▶ **Input**:
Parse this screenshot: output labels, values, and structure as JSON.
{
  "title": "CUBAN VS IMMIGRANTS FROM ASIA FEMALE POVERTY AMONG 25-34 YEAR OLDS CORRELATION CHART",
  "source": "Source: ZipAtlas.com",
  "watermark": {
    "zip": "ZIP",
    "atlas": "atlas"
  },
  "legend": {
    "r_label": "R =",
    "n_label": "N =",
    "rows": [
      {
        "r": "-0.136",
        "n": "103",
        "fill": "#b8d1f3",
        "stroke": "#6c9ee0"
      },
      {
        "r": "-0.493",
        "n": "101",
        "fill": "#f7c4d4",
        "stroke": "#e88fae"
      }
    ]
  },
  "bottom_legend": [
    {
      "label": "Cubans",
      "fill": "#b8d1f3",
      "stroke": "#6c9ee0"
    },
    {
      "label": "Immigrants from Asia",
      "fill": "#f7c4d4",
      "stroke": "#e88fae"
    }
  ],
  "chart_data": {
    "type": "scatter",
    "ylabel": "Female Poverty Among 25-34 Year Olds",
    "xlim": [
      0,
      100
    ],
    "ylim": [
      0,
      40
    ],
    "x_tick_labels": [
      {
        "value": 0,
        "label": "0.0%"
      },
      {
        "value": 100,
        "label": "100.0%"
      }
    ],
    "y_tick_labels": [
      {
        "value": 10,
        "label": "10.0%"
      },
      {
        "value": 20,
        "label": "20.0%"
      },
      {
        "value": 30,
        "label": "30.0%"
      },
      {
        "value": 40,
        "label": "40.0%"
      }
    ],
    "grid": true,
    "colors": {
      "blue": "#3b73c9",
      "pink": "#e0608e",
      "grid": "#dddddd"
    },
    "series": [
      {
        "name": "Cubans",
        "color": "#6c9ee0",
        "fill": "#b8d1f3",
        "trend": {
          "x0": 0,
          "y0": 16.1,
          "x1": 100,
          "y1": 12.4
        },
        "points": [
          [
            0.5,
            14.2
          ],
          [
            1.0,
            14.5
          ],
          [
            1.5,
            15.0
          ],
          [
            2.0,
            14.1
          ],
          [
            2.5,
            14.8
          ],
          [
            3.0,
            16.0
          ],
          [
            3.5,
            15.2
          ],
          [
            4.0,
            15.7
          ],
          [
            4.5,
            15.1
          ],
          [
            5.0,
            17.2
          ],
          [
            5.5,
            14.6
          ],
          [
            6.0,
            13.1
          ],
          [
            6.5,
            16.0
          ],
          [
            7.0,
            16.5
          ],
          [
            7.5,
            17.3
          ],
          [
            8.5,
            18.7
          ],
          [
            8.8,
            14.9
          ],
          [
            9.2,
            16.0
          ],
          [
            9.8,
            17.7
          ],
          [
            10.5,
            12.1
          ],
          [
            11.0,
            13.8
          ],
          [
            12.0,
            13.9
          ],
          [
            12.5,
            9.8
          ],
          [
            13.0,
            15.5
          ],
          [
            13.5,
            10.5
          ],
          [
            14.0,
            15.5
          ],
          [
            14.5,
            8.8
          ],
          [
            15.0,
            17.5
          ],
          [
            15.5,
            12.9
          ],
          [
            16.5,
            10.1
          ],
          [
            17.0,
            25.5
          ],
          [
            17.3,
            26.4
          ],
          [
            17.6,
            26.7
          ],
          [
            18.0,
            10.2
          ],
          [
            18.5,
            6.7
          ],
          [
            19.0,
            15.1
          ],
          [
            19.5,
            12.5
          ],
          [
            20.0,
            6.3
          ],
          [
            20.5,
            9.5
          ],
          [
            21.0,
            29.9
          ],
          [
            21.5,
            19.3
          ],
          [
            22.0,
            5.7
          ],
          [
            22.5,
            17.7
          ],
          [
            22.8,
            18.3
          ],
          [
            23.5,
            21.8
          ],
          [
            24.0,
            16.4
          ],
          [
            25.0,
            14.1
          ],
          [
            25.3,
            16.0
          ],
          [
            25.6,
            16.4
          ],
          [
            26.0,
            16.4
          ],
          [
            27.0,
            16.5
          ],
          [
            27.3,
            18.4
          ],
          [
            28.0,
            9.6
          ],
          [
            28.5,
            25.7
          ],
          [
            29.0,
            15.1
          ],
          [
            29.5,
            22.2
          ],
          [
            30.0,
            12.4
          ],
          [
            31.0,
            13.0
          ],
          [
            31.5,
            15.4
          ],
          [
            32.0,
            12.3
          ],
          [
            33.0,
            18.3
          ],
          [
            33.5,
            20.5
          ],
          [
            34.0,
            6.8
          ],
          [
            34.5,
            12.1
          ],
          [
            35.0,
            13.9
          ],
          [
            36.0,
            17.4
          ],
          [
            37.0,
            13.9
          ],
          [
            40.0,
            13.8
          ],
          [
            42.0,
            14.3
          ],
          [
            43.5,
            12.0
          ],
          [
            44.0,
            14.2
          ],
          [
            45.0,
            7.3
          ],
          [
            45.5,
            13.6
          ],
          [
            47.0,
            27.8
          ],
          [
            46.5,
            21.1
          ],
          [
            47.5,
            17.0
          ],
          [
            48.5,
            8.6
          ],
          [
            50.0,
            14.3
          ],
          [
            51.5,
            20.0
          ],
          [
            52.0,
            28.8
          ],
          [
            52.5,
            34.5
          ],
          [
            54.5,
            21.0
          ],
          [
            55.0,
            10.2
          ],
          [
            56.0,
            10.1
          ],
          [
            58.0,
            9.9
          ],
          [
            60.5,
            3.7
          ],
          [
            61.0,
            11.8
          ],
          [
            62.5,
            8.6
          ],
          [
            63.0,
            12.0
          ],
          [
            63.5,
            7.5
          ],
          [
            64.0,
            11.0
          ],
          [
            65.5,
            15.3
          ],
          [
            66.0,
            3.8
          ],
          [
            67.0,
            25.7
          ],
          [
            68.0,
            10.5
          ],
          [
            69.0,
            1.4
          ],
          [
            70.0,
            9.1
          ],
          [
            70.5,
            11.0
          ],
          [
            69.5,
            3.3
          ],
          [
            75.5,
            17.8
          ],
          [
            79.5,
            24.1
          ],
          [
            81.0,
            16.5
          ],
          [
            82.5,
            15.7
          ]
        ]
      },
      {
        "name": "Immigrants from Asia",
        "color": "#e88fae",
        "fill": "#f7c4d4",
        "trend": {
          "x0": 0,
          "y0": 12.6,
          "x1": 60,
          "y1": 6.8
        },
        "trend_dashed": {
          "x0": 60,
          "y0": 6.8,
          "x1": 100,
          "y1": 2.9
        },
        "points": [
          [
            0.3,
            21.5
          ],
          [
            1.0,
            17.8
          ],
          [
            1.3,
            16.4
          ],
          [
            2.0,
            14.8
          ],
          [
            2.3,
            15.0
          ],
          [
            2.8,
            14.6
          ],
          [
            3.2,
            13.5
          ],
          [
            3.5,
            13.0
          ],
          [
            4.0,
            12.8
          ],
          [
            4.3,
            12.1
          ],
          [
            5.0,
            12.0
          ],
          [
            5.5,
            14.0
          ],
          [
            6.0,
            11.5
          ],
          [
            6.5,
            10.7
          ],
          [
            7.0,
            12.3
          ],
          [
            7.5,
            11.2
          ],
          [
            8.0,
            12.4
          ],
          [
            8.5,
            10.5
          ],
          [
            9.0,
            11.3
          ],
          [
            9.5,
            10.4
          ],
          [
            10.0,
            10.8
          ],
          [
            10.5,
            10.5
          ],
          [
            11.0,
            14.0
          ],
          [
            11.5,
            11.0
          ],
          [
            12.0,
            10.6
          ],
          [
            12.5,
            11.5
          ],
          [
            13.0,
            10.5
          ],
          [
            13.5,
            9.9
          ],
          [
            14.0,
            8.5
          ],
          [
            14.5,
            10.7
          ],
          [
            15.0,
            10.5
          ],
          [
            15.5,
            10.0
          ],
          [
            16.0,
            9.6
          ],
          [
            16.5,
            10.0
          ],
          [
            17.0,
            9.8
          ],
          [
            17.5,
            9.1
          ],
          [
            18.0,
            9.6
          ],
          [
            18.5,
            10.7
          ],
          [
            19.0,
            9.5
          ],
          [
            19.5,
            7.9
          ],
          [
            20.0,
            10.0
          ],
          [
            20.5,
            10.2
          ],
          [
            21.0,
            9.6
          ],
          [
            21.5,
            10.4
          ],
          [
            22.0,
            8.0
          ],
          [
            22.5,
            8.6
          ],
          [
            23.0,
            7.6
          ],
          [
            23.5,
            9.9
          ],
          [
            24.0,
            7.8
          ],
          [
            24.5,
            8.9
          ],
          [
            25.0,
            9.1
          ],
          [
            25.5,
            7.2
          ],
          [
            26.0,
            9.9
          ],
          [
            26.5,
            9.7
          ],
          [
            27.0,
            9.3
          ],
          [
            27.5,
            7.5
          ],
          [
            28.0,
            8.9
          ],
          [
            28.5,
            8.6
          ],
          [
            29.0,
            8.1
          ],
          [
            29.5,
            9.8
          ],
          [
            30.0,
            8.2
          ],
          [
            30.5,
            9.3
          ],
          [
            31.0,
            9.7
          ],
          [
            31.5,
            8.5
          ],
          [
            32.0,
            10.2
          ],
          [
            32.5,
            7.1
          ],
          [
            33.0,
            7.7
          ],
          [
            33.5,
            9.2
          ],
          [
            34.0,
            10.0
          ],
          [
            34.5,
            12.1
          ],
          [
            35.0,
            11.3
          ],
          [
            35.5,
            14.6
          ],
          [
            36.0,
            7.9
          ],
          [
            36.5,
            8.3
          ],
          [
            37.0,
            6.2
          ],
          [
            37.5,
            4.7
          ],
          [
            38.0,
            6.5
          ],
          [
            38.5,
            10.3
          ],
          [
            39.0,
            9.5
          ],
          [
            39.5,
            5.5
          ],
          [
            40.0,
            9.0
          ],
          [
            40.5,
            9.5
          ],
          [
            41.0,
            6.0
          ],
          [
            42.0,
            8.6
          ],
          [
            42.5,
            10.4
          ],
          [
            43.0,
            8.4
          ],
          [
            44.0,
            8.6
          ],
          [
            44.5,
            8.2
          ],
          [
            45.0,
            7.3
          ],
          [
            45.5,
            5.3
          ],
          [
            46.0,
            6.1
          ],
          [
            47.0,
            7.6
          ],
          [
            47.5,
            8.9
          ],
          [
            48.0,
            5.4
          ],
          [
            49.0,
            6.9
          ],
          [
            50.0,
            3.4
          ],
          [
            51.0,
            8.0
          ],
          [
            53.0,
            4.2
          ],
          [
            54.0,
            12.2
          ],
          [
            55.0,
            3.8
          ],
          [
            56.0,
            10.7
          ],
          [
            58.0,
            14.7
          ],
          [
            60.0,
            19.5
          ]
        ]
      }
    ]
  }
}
* * *
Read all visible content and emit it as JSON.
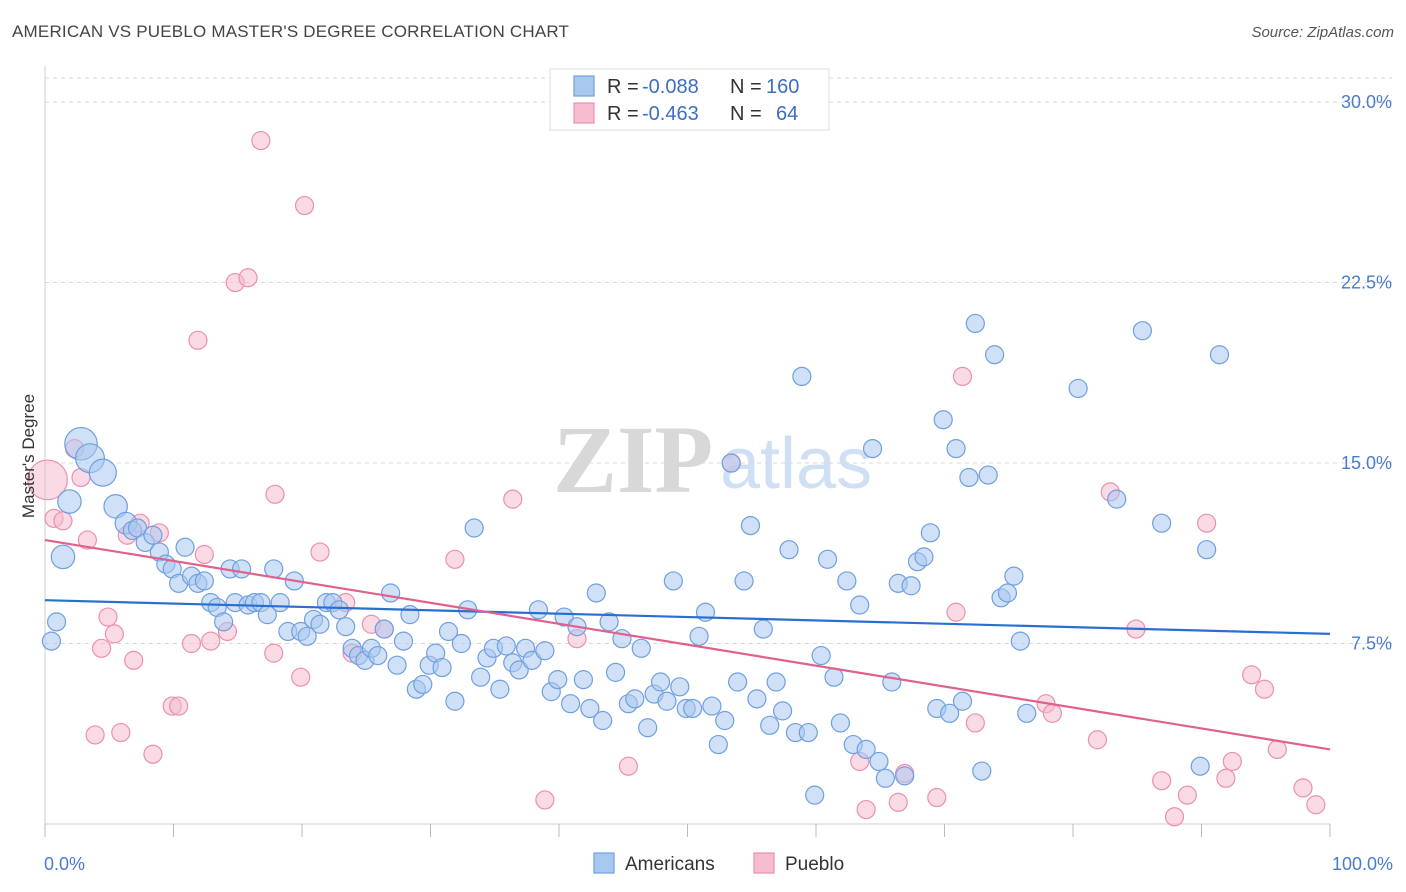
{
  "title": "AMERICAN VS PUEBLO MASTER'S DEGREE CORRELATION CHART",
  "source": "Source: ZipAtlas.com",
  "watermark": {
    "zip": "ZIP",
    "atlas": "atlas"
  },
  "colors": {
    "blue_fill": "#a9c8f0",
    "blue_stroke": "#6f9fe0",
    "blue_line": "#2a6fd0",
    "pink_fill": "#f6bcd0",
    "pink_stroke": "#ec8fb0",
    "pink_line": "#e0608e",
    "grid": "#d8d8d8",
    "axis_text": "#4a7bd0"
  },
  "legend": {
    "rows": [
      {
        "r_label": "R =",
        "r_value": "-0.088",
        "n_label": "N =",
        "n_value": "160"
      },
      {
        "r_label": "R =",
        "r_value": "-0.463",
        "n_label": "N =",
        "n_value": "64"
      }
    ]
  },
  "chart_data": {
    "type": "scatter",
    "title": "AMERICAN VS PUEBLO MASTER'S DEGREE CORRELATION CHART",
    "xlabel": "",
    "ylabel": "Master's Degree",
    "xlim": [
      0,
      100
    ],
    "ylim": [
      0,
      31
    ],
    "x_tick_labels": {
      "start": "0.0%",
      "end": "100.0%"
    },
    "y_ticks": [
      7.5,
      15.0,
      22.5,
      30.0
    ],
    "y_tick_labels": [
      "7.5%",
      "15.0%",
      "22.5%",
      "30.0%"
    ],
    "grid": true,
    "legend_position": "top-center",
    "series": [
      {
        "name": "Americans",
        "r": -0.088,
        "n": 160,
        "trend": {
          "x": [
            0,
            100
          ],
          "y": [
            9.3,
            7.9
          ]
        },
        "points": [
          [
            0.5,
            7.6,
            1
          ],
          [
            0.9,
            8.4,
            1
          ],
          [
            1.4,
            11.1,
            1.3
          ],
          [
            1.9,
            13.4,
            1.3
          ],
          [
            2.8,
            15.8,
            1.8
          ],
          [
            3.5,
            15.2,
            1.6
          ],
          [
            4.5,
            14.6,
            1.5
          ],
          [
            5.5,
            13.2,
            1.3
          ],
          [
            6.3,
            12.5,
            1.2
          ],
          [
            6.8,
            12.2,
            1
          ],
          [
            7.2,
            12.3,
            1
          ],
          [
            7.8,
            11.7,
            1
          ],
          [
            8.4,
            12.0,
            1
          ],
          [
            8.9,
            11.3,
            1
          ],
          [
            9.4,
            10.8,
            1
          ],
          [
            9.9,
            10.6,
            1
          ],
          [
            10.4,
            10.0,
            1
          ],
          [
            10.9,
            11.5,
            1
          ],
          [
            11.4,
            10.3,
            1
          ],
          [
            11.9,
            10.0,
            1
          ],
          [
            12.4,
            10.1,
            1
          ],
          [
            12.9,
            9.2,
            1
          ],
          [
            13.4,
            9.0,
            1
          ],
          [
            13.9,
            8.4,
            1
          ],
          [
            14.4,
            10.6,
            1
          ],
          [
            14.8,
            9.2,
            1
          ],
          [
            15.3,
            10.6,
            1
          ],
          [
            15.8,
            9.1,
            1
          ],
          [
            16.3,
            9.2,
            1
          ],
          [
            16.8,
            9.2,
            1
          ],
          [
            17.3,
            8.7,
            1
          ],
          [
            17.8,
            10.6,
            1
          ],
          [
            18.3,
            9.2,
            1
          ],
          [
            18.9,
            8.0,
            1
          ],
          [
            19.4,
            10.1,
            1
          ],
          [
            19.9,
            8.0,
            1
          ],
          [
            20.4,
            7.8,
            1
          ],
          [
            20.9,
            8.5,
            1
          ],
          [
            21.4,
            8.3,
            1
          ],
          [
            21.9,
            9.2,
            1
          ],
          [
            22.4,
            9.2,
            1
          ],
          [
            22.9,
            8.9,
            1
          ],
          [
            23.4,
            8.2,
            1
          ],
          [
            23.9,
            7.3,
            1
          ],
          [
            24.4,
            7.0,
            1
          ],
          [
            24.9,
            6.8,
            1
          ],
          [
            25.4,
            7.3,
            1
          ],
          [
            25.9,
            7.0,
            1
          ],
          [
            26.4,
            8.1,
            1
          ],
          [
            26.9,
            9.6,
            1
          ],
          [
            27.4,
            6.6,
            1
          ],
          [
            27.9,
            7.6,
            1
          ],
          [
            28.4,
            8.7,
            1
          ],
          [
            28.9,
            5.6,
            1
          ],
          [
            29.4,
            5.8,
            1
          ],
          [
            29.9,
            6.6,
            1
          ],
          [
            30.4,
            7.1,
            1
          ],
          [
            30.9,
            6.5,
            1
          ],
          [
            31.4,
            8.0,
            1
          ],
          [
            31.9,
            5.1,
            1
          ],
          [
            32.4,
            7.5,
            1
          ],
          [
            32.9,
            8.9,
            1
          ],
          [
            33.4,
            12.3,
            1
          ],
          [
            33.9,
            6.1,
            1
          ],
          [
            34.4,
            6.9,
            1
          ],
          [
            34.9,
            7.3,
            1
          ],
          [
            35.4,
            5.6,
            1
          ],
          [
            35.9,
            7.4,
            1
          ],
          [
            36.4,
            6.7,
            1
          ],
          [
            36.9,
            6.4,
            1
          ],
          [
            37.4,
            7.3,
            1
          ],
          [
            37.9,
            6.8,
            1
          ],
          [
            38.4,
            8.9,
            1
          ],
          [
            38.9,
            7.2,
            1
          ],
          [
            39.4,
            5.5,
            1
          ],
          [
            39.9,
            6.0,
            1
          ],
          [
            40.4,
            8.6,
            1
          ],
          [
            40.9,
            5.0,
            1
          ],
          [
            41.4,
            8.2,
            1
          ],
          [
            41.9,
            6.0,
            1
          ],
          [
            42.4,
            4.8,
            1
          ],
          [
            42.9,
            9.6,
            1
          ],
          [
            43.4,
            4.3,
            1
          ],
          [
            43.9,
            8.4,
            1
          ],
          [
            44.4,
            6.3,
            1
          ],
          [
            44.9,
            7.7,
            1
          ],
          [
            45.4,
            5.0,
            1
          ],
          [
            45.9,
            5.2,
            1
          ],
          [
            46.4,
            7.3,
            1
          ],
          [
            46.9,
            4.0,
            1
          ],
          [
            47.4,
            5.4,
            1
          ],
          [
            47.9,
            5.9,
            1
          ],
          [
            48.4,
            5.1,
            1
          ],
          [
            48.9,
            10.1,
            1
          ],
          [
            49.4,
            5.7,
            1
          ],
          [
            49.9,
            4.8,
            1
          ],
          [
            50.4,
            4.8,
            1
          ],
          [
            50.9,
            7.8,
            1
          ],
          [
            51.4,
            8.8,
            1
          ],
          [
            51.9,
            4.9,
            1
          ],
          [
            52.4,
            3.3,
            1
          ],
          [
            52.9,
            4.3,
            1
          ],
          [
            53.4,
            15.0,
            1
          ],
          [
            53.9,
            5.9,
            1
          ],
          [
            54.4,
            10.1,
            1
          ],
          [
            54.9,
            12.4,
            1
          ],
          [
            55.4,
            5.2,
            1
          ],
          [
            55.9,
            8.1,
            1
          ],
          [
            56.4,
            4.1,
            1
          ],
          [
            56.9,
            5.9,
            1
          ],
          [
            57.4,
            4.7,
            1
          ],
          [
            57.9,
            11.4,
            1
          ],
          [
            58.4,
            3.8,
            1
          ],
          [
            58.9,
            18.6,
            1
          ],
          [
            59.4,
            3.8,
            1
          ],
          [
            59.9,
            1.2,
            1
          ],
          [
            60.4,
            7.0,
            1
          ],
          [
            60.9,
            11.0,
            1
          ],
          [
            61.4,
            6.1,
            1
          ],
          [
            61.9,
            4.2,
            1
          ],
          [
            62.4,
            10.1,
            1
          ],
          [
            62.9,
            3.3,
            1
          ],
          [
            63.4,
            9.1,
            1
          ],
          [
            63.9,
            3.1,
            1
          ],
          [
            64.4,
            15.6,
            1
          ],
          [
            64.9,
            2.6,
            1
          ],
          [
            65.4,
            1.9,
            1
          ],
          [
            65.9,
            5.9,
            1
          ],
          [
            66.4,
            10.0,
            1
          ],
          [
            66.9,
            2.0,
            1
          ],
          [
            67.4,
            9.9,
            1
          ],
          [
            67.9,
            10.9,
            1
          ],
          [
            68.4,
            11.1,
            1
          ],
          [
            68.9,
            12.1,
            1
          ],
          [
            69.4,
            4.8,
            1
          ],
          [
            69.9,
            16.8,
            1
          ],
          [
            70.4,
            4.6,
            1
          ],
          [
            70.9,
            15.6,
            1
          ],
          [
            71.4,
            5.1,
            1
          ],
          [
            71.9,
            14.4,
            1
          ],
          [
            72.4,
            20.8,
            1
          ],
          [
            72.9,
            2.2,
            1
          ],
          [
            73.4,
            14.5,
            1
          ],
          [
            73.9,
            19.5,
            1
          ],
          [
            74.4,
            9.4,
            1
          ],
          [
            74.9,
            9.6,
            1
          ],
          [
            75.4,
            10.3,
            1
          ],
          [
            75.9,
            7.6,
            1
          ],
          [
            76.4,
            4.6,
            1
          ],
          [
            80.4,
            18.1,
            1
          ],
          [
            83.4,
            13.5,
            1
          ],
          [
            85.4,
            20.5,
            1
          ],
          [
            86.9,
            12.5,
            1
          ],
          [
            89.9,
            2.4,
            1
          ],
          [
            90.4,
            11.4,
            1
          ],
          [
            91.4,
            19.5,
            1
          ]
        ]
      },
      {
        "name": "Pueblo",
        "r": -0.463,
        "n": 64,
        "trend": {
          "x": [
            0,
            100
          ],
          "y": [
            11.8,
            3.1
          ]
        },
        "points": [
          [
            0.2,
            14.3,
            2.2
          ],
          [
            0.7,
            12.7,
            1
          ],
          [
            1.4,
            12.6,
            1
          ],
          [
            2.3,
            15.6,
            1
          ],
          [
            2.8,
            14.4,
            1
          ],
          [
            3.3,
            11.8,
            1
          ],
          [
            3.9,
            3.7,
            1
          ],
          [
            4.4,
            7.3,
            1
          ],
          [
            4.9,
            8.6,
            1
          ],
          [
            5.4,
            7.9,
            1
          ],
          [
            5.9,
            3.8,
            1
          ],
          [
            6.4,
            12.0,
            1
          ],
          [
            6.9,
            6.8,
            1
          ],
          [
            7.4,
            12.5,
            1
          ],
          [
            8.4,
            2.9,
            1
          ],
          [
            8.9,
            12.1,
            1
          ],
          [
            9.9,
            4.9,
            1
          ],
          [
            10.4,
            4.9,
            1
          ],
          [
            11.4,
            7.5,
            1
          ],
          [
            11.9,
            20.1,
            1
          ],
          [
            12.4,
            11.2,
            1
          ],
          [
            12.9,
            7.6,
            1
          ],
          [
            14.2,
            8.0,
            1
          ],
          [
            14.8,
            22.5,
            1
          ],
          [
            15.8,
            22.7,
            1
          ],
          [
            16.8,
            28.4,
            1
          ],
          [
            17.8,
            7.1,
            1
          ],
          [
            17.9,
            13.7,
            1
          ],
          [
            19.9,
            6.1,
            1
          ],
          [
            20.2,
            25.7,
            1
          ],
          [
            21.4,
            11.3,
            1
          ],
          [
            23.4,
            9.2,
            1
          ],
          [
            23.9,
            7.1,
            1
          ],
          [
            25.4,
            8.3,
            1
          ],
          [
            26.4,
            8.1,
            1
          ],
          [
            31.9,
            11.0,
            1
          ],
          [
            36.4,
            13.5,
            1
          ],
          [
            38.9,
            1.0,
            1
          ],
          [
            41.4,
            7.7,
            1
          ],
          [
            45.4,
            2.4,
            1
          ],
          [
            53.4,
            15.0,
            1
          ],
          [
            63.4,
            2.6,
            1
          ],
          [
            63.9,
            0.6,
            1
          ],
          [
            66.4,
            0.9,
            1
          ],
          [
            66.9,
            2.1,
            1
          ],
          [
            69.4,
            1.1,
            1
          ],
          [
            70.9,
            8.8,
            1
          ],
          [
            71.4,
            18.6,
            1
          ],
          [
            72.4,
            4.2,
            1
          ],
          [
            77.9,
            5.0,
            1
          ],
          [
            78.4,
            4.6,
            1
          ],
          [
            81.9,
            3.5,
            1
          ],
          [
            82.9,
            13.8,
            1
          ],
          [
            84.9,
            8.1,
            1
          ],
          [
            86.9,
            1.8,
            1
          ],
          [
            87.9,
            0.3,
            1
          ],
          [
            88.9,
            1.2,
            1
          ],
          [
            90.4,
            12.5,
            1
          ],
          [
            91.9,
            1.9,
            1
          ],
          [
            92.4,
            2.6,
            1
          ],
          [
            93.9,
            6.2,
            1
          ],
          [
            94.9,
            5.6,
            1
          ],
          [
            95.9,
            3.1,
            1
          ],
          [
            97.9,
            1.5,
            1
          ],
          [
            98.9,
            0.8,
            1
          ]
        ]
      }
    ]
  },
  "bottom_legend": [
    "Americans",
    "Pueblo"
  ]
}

▶ **Direction**: Locate all lines in the listing above with the word "title". Copy them.

▶ **Completed task**:
  "title": "CUBAN VS IMMIGRANTS FROM ASIA FEMALE POVERTY AMONG 25-34 YEAR OLDS CORRELATION CHART",
  "title": "AMERICAN VS PUEBLO MASTER'S DEGREE CORRELATION CHART",
    "title": "AMERICAN VS PUEBLO MASTER'S DEGREE CORRELATION CHART",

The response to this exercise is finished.